**WHAT TO WORK ON**
Reply with the count of lines holding "create", nothing more.

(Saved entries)
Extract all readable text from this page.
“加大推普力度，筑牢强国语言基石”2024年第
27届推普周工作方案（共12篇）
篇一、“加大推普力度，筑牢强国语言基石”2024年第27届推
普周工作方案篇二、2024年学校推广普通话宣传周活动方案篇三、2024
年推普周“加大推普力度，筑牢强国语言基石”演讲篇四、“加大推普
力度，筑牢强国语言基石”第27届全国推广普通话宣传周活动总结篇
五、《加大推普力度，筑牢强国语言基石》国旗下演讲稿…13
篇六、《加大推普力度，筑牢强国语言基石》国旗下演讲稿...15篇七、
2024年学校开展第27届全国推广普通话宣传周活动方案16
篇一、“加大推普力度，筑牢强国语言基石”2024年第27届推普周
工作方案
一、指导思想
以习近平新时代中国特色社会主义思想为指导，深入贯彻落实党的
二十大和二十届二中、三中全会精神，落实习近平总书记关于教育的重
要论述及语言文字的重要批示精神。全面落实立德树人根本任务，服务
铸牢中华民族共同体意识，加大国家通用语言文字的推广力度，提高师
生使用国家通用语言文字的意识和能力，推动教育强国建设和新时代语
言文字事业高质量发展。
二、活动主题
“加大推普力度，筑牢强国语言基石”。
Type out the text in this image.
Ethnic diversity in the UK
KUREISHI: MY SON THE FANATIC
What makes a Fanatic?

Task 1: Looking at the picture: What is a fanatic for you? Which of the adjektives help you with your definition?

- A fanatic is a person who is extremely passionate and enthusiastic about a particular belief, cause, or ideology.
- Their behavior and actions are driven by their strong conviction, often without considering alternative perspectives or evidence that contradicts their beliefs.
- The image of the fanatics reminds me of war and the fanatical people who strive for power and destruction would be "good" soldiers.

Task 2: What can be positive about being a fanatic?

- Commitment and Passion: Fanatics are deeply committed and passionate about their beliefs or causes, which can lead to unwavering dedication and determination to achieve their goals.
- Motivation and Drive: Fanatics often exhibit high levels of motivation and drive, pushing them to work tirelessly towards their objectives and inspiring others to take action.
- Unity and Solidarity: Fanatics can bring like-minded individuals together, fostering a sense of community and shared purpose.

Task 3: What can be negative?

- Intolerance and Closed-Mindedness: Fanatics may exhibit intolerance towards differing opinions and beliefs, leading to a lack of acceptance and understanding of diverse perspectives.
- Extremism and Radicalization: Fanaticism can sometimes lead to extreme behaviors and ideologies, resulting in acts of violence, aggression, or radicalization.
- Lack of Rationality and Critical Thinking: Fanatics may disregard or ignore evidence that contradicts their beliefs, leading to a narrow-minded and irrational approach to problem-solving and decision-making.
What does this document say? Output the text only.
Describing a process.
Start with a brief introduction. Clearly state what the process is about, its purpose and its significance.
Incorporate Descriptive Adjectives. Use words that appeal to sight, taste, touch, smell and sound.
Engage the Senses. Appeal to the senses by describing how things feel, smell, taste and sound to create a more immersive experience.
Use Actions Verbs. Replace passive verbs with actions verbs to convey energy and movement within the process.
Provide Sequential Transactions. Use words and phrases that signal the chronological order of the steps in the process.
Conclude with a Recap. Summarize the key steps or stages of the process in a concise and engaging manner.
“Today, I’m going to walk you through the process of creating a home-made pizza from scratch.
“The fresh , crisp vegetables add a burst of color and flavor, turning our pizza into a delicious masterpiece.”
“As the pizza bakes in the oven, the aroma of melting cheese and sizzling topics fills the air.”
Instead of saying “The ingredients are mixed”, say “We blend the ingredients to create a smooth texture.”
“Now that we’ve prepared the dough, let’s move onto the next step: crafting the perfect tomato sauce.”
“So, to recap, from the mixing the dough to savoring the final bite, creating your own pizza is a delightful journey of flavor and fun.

**ANSWER TO THIS TASK**
2